▶ [What you have to do]: Write out all the data again, exactly as it stands.

(Dataset excerpt)
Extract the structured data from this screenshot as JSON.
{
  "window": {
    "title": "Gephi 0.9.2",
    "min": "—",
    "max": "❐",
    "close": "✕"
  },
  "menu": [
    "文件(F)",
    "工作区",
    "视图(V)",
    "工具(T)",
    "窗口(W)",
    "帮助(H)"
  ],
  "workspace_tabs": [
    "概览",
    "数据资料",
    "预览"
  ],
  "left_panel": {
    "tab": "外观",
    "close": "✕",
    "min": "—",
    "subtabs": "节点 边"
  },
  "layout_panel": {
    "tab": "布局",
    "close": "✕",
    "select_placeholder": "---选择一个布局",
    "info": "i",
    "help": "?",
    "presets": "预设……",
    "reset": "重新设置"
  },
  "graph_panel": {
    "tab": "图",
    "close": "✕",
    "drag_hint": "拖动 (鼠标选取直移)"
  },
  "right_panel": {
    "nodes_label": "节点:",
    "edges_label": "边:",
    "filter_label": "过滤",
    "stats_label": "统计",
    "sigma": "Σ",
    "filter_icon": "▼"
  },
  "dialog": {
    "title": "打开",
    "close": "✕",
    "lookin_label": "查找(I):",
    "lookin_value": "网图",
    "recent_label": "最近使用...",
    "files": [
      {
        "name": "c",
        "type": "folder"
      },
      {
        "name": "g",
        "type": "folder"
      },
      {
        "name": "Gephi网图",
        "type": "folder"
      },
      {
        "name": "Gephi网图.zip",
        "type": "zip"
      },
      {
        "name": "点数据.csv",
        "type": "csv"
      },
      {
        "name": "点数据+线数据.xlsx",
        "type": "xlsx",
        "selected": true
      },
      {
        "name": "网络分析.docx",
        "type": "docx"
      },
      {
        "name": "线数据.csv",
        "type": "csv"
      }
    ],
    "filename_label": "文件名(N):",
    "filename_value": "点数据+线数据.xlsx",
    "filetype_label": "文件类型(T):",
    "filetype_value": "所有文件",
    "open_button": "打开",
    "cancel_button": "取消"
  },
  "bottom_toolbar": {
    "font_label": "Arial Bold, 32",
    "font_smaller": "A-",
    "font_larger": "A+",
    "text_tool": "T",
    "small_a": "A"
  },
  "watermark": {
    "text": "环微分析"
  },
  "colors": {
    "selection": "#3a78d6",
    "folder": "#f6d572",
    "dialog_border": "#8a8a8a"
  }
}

▶ [Final answer]:
Extract the structured data from this screenshot as JSON.
{
  "window": {
    "title": "Gephi 0.9.2",
    "min": "—",
    "max": "❐",
    "close": "✕"
  },
  "menu": [
    "文件(F)",
    "工作区",
    "视图(V)",
    "工具(T)",
    "窗口(W)",
    "帮助(H)"
  ],
  "workspace_tabs": [
    "概览",
    "数据资料",
    "预览"
  ],
  "left_panel": {
    "tab": "外观",
    "close": "✕",
    "min": "—",
    "subtabs": "节点 边"
  },
  "layout_panel": {
    "tab": "布局",
    "close": "✕",
    "select_placeholder": "---选择一个布局",
    "info": "i",
    "help": "?",
    "presets": "预设……",
    "reset": "重新设置"
  },
  "graph_panel": {
    "tab": "图",
    "close": "✕",
    "drag_hint": "拖动 (鼠标选取直移)"
  },
  "right_panel": {
    "nodes_label": "节点:",
    "edges_label": "边:",
    "filter_label": "过滤",
    "stats_label": "统计",
    "sigma": "Σ",
    "filter_icon": "▼"
  },
  "dialog": {
    "title": "打开",
    "close": "✕",
    "lookin_label": "查找(I):",
    "lookin_value": "网图",
    "recent_label": "最近使用...",
    "files": [
      {
        "name": "c",
        "type": "folder"
      },
      {
        "name": "g",
        "type": "folder"
      },
      {
        "name": "Gephi网图",
        "type": "folder"
      },
      {
        "name": "Gephi网图.zip",
        "type": "zip"
      },
      {
        "name": "点数据.csv",
        "type": "csv"
      },
      {
        "name": "点数据+线数据.xlsx",
        "type": "xlsx",
        "selected": true
      },
      {
        "name": "网络分析.docx",
        "type": "docx"
      },
      {
        "name": "线数据.csv",
        "type": "csv"
      }
    ],
    "filename_label": "文件名(N):",
    "filename_value": "点数据+线数据.xlsx",
    "filetype_label": "文件类型(T):",
    "filetype_value": "所有文件",
    "open_button": "打开",
    "cancel_button": "取消"
  },
  "bottom_toolbar": {
    "font_label": "Arial Bold, 32",
    "font_smaller": "A-",
    "font_larger": "A+",
    "text_tool": "T",
    "small_a": "A"
  },
  "watermark": {
    "text": "环微分析"
  },
  "colors": {
    "selection": "#3a78d6",
    "folder": "#f6d572",
    "dialog_border": "#8a8a8a"
  }
}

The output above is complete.